Output every line below without omitting or altering anything.

#### RECORDS TO PROCESS

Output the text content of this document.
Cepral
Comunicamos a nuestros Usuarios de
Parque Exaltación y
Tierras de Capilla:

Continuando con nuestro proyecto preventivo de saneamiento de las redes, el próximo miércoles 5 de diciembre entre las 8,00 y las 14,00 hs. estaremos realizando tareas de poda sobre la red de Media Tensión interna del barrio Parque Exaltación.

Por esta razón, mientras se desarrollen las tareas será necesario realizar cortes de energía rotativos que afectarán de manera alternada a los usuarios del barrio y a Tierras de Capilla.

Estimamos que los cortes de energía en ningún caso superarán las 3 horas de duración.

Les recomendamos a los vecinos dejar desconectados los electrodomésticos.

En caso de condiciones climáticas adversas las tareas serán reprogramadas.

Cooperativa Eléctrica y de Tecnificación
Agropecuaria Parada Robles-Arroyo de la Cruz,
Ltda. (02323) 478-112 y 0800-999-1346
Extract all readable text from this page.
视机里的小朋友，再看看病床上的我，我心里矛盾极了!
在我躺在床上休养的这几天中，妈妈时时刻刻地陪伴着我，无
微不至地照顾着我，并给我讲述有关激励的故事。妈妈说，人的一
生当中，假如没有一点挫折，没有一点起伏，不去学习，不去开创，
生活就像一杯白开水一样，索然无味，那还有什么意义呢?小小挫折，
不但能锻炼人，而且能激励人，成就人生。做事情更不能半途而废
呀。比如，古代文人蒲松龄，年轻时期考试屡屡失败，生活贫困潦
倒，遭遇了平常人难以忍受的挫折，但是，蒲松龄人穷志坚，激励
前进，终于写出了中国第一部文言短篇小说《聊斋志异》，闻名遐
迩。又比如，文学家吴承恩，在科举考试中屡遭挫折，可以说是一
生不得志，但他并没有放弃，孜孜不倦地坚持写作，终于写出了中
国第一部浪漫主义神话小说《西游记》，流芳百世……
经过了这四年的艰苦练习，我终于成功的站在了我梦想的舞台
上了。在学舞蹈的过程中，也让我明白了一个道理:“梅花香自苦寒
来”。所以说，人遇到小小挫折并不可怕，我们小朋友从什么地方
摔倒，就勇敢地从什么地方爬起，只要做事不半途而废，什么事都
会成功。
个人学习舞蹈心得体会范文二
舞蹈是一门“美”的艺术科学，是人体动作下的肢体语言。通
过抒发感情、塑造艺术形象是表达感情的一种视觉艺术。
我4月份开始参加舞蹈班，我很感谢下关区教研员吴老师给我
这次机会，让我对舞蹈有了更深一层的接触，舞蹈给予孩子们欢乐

########

**IN RESPONSE**
Output the text content of this document.
Cepral
Comunicamos a nuestros Usuarios de
Parque Exaltación y
Tierras de Capilla:

Continuando con nuestro proyecto preventivo de saneamiento de las redes, el próximo miércoles 5 de diciembre entre las 8,00 y las 14,00 hs. estaremos realizando tareas de poda sobre la red de Media Tensión interna del barrio Parque Exaltación.

Por esta razón, mientras se desarrollen las tareas será necesario realizar cortes de energía rotativos que afectarán de manera alternada a los usuarios del barrio y a Tierras de Capilla.

Estimamos que los cortes de energía en ningún caso superarán las 3 horas de duración.

Les recomendamos a los vecinos dejar desconectados los electrodomésticos.

En caso de condiciones climáticas adversas las tareas serán reprogramadas.

Cooperativa Eléctrica y de Tecnificación
Agropecuaria Parada Robles-Arroyo de la Cruz,
Ltda. (02323) 478-112 y 0800-999-1346
Extract all readable text from this page.
视机里的小朋友，再看看病床上的我，我心里矛盾极了!
在我躺在床上休养的这几天中，妈妈时时刻刻地陪伴着我，无
微不至地照顾着我，并给我讲述有关激励的故事。妈妈说，人的一
生当中，假如没有一点挫折，没有一点起伏，不去学习，不去开创，
生活就像一杯白开水一样，索然无味，那还有什么意义呢?小小挫折，
不但能锻炼人，而且能激励人，成就人生。做事情更不能半途而废
呀。比如，古代文人蒲松龄，年轻时期考试屡屡失败，生活贫困潦
倒，遭遇了平常人难以忍受的挫折，但是，蒲松龄人穷志坚，激励
前进，终于写出了中国第一部文言短篇小说《聊斋志异》，闻名遐
迩。又比如，文学家吴承恩，在科举考试中屡遭挫折，可以说是一
生不得志，但他并没有放弃，孜孜不倦地坚持写作，终于写出了中
国第一部浪漫主义神话小说《西游记》，流芳百世……
经过了这四年的艰苦练习，我终于成功的站在了我梦想的舞台
上了。在学舞蹈的过程中，也让我明白了一个道理:“梅花香自苦寒
来”。所以说，人遇到小小挫折并不可怕，我们小朋友从什么地方
摔倒，就勇敢地从什么地方爬起，只要做事不半途而废，什么事都
会成功。
个人学习舞蹈心得体会范文二
舞蹈是一门“美”的艺术科学，是人体动作下的肢体语言。通
过抒发感情、塑造艺术形象是表达感情的一种视觉艺术。
我4月份开始参加舞蹈班，我很感谢下关区教研员吴老师给我
这次机会，让我对舞蹈有了更深一层的接触，舞蹈给予孩子们欢乐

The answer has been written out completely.